▶ **PROBLEM TO SOLVE**
In the material below, find each line holding the string "this" and copy it.

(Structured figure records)
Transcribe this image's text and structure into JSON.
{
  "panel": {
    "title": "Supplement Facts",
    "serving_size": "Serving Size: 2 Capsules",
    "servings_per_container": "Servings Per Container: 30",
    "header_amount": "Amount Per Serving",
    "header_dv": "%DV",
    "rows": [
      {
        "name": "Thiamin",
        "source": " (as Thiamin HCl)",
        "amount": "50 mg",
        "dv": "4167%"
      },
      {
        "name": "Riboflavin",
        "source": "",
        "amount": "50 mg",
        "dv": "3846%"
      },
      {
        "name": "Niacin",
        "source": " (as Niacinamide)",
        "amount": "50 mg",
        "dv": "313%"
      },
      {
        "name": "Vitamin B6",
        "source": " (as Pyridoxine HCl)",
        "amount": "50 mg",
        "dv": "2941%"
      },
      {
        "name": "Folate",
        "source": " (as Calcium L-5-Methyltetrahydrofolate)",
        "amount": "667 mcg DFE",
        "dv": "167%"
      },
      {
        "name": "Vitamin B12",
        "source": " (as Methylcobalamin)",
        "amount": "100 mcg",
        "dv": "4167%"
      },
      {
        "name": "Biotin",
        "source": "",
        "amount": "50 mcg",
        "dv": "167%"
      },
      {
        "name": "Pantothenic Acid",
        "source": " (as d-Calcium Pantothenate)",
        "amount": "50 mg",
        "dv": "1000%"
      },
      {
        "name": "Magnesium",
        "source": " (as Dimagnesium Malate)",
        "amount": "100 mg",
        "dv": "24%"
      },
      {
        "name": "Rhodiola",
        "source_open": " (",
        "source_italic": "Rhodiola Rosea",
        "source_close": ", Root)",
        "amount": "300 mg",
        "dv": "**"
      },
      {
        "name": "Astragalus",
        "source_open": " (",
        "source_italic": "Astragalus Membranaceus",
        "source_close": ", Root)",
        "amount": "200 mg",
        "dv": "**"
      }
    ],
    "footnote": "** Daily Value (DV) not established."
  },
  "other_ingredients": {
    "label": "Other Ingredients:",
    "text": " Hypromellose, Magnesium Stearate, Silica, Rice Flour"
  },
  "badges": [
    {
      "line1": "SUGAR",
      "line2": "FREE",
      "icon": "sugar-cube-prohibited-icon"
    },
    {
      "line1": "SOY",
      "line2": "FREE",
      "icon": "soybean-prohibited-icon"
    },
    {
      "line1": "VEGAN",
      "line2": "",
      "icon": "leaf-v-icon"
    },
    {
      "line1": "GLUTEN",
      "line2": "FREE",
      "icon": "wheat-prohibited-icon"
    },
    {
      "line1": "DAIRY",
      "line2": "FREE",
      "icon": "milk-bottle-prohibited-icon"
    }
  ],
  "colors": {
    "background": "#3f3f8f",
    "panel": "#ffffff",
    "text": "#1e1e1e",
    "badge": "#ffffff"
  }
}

...

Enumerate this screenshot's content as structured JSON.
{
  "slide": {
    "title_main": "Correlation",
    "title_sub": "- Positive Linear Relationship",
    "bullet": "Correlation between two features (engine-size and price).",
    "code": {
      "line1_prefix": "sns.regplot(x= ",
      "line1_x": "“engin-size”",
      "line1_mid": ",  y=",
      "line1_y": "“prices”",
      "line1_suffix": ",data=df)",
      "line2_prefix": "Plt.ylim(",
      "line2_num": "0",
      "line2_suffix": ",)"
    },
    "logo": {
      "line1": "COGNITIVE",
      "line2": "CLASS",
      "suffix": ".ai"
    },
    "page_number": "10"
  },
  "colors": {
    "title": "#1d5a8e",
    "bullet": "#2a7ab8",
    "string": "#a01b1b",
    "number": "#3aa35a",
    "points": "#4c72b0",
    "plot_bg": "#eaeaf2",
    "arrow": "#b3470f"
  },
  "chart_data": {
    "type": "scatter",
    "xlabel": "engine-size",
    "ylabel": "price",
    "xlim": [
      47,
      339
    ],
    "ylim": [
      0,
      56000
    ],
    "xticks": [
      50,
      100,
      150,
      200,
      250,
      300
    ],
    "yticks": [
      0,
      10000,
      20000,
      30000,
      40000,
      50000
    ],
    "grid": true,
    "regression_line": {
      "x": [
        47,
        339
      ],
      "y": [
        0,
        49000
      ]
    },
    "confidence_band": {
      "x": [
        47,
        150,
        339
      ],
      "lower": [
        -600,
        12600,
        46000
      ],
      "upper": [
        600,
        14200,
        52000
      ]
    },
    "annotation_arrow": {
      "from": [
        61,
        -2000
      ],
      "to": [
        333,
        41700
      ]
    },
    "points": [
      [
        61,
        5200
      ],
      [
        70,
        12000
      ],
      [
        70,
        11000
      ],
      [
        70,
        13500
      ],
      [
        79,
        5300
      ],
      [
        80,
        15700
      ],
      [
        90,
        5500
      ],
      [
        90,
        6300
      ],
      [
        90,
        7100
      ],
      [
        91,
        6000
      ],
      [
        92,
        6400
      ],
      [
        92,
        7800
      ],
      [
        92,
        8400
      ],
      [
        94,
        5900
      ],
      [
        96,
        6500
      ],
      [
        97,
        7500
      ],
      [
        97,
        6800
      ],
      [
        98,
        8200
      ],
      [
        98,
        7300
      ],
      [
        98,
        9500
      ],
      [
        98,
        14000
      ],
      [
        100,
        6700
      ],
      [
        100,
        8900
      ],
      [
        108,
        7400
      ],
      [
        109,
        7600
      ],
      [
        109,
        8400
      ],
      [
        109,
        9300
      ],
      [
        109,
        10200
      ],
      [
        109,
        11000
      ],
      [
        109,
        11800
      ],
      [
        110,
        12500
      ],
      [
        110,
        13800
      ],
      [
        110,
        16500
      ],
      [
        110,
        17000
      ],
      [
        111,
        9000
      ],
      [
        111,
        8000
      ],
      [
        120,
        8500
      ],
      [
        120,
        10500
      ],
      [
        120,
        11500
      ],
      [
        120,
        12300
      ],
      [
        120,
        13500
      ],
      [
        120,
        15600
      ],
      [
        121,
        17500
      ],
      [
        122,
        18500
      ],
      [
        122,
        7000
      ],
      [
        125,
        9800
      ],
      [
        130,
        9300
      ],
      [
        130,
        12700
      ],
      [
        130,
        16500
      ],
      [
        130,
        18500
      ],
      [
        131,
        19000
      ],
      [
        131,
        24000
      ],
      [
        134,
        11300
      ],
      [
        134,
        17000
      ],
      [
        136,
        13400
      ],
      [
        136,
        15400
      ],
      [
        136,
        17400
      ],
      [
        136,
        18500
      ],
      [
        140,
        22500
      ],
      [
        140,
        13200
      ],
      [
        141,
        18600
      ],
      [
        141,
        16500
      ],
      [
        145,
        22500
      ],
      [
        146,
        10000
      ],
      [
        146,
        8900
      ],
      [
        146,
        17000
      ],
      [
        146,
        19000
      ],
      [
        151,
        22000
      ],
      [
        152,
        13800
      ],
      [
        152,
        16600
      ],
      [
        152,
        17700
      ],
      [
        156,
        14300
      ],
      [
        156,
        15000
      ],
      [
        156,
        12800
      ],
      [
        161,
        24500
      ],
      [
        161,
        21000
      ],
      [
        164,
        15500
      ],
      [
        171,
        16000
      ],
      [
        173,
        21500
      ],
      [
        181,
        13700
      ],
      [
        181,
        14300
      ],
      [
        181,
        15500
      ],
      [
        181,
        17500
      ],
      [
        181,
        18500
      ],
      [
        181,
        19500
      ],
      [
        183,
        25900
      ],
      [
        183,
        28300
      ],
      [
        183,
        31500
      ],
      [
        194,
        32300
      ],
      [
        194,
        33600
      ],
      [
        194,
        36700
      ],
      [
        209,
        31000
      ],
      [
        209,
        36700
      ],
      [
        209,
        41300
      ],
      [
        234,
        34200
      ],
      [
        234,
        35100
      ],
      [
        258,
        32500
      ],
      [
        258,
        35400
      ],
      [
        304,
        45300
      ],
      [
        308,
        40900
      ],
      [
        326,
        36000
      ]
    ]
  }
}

▶ **THE REPLY**
Transcribe this image's text and structure into JSON.
Enumerate this screenshot's content as structured JSON.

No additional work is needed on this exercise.